Every entry needs to be printed exactly, please.

===== Data section

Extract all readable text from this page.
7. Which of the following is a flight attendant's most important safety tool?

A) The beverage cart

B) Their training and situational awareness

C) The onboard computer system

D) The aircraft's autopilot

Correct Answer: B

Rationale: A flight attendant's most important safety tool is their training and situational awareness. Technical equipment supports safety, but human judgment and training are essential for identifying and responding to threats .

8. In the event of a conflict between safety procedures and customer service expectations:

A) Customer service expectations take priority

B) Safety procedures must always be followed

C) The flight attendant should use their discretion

==========

[Solution to this task]:
Extract all readable text from this page.
7. Which of the following is a flight attendant's most important safety tool?

A) The beverage cart

B) Their training and situational awareness

C) The onboard computer system

D) The aircraft's autopilot

Correct Answer: B

Rationale: A flight attendant's most important safety tool is their training and situational awareness. Technical equipment supports safety, but human judgment and training are essential for identifying and responding to threats .

8. In the event of a conflict between safety procedures and customer service expectations:

A) Customer service expectations take priority

B) Safety procedures must always be followed

C) The flight attendant should use their discretion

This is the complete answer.